Records from a collection of figures
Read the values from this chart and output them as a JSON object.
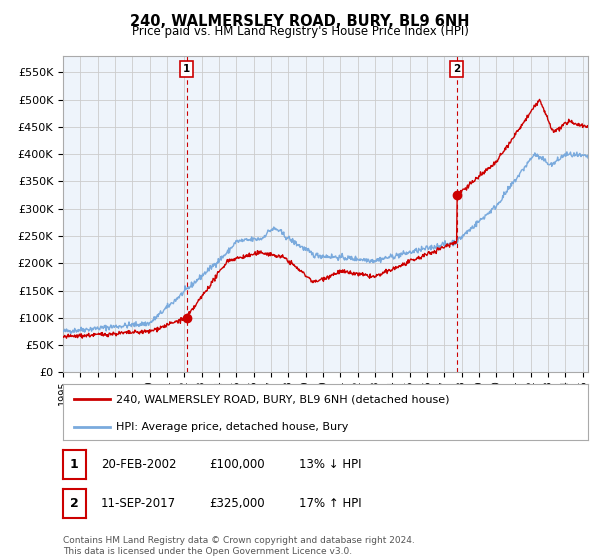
{
  "title": "240, WALMERSLEY ROAD, BURY, BL9 6NH",
  "subtitle": "Price paid vs. HM Land Registry's House Price Index (HPI)",
  "ytick_values": [
    0,
    50000,
    100000,
    150000,
    200000,
    250000,
    300000,
    350000,
    400000,
    450000,
    500000,
    550000
  ],
  "ylim": [
    0,
    580000
  ],
  "xlim_start": 1995.0,
  "xlim_end": 2025.3,
  "sale1_x": 2002.13,
  "sale1_y": 100000,
  "sale1_label": "1",
  "sale2_x": 2017.72,
  "sale2_y": 325000,
  "sale2_label": "2",
  "line_color_property": "#cc0000",
  "line_color_hpi": "#7aaadd",
  "annotation_line_color": "#cc0000",
  "background_color": "#ffffff",
  "grid_color": "#cccccc",
  "legend_label_property": "240, WALMERSLEY ROAD, BURY, BL9 6NH (detached house)",
  "legend_label_hpi": "HPI: Average price, detached house, Bury",
  "annotation1_date": "20-FEB-2002",
  "annotation1_price": "£100,000",
  "annotation1_hpi": "13% ↓ HPI",
  "annotation2_date": "11-SEP-2017",
  "annotation2_price": "£325,000",
  "annotation2_hpi": "17% ↑ HPI",
  "footnote": "Contains HM Land Registry data © Crown copyright and database right 2024.\nThis data is licensed under the Open Government Licence v3.0."
}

▶ _Short exercise_: Only lines holding the string "WALMERSLEY" are wanted; gather each one from the entries above.

▶ _Exercise answer_:
  "title": "240, WALMERSLEY ROAD, BURY, BL9 6NH",
  "legend_label_property": "240, WALMERSLEY ROAD, BURY, BL9 6NH (detached house)",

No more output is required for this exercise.